Copy all lines below containing "xlabel".

== GIVEN RECORDS ==
==============================

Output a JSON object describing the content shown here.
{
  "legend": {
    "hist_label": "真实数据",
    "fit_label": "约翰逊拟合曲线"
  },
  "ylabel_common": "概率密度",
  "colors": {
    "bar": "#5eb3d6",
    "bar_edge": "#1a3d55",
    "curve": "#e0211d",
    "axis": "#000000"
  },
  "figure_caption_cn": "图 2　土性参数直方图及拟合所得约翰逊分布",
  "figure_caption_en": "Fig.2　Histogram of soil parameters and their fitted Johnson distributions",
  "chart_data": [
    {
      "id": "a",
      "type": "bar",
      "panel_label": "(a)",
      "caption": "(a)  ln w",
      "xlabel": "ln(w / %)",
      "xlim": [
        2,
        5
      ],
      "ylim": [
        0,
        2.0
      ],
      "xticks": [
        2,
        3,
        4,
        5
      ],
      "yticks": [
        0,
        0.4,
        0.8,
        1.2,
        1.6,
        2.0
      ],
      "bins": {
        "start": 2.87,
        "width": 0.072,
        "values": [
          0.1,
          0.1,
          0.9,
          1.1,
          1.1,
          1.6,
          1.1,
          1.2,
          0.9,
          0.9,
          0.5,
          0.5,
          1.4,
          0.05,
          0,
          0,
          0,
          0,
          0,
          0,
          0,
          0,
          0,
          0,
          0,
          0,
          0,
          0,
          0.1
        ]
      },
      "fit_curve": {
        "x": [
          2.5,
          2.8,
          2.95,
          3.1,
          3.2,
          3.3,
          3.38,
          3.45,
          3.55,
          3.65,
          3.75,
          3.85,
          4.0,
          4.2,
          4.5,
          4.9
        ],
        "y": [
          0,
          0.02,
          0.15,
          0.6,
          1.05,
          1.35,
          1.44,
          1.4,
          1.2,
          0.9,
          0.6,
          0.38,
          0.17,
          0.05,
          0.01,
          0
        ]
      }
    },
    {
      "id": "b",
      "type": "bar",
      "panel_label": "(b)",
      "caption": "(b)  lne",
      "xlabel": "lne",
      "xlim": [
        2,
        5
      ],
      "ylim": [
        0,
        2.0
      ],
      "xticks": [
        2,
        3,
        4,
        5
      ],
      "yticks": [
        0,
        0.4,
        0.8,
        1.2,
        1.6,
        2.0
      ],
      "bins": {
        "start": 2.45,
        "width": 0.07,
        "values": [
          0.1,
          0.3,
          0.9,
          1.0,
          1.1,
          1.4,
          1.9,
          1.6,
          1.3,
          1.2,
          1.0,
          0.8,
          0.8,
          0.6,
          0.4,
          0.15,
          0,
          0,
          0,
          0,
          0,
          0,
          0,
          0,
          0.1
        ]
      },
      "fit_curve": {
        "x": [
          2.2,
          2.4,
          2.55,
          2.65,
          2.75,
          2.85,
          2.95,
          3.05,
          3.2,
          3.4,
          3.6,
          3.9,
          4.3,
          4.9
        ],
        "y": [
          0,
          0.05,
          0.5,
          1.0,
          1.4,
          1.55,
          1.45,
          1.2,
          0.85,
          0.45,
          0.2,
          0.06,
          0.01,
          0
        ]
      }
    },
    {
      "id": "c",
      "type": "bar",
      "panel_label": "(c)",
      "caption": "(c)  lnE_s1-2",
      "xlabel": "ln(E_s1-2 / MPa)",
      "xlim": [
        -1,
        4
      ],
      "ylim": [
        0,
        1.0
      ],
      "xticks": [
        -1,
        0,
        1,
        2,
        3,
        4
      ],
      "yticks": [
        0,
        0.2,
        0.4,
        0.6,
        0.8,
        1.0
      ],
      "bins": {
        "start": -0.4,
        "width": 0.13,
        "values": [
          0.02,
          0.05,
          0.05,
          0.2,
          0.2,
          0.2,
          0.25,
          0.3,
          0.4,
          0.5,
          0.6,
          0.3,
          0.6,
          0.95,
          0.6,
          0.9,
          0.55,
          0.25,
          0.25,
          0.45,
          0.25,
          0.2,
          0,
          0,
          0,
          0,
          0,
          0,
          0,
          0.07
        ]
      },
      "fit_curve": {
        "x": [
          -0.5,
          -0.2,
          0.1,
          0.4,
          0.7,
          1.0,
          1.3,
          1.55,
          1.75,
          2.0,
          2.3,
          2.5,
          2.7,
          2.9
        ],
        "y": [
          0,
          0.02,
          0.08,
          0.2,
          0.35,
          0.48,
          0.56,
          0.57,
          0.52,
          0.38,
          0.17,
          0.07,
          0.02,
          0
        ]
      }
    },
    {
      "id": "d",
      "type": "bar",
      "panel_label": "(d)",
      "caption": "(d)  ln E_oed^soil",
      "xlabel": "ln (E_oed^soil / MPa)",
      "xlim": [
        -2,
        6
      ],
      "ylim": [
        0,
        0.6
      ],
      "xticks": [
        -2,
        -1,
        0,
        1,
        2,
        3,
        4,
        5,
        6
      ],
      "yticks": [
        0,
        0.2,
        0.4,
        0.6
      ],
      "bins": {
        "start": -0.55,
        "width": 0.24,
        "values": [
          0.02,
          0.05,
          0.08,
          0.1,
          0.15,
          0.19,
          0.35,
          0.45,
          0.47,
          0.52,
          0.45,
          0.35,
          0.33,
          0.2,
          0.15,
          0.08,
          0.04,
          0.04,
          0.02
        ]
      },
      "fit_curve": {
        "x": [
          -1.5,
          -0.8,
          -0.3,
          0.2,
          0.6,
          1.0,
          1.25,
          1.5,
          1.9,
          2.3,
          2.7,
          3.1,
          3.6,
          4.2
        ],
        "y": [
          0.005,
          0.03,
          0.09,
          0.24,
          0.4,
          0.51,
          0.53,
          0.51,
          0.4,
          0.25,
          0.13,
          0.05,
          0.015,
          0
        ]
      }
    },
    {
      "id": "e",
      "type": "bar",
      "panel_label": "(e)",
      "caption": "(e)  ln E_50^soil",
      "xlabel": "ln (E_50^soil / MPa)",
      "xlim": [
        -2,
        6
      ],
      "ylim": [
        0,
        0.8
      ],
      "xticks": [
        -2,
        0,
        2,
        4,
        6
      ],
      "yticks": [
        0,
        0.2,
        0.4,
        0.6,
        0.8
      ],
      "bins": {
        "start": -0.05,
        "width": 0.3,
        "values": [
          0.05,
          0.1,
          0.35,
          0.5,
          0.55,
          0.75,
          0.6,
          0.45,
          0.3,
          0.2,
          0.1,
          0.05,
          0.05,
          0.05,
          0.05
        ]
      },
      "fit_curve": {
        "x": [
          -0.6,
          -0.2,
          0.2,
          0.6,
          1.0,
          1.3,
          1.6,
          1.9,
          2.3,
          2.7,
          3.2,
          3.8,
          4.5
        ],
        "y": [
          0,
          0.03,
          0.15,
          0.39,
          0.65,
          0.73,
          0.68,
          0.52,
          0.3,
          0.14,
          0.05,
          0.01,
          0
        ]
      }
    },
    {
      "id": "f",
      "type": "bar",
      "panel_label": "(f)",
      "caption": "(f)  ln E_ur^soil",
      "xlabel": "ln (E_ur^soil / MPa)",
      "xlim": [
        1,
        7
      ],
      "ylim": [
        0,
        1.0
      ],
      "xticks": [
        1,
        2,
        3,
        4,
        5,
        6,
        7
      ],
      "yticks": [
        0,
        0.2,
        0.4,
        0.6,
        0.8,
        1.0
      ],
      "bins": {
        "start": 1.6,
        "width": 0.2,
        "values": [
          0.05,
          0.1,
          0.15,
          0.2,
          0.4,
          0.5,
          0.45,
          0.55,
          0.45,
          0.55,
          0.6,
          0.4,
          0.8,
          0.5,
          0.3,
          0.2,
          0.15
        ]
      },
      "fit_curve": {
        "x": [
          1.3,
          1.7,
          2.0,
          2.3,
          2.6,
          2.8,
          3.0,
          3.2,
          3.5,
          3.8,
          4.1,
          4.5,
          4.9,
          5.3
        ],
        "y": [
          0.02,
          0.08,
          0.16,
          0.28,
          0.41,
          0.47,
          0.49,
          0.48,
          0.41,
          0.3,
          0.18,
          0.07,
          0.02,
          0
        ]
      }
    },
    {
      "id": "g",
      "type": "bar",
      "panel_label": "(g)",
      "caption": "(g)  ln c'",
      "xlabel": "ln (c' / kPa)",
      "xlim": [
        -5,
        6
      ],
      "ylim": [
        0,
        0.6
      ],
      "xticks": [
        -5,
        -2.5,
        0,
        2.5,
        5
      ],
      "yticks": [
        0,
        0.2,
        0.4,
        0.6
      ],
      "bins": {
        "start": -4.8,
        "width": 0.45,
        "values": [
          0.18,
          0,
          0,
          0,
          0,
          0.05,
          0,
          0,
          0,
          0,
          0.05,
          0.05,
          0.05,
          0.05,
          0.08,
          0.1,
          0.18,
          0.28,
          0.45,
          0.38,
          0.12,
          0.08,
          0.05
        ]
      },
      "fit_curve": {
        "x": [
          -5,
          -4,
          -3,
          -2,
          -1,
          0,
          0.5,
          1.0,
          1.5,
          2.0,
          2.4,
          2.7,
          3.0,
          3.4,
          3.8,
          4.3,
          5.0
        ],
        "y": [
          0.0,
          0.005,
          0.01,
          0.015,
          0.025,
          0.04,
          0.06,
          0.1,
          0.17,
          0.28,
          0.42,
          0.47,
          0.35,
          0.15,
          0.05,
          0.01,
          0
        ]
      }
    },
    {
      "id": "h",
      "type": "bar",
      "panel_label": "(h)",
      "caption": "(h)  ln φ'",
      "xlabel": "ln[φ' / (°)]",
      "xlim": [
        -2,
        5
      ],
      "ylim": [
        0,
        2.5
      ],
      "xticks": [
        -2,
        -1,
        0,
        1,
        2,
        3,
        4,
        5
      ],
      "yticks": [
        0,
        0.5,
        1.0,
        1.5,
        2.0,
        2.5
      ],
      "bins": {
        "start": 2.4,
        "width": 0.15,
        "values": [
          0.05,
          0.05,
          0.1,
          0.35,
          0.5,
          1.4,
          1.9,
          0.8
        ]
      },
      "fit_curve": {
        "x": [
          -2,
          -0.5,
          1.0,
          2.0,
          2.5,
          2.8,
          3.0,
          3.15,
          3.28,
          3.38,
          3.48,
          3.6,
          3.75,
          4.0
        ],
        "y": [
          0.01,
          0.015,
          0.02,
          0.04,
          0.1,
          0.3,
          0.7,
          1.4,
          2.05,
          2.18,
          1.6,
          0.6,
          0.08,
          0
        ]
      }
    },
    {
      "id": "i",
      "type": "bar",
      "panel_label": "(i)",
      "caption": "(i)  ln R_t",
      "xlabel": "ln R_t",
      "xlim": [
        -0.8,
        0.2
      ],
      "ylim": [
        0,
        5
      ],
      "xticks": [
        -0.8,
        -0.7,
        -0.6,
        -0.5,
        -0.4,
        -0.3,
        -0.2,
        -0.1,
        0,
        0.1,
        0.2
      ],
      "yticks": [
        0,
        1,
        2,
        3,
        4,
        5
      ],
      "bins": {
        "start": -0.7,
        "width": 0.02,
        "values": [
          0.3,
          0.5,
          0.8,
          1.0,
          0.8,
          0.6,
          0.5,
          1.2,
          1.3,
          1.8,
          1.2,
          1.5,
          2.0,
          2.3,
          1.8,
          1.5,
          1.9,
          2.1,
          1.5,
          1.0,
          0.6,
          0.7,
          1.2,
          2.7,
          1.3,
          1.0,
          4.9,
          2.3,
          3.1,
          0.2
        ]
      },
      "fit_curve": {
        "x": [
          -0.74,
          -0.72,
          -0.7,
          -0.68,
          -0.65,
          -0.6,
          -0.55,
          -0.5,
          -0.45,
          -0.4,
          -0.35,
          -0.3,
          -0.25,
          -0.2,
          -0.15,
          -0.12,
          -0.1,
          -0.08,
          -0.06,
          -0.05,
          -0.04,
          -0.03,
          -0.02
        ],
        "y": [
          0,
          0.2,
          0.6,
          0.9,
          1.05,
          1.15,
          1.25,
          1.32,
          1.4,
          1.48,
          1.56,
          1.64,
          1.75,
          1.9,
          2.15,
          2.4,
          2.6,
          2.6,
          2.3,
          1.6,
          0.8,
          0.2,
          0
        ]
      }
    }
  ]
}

==============================

== CORRECT ANSWER ==
      "xlabel": "ln(w / %)",
      "xlabel": "lne",
      "xlabel": "ln(E_s1-2 / MPa)",
      "xlabel": "ln (E_oed^soil / MPa)",
      "xlabel": "ln (E_50^soil / MPa)",
      "xlabel": "ln (E_ur^soil / MPa)",
      "xlabel": "ln (c' / kPa)",
      "xlabel": "ln[φ' / (°)]",
      "xlabel": "ln R_t",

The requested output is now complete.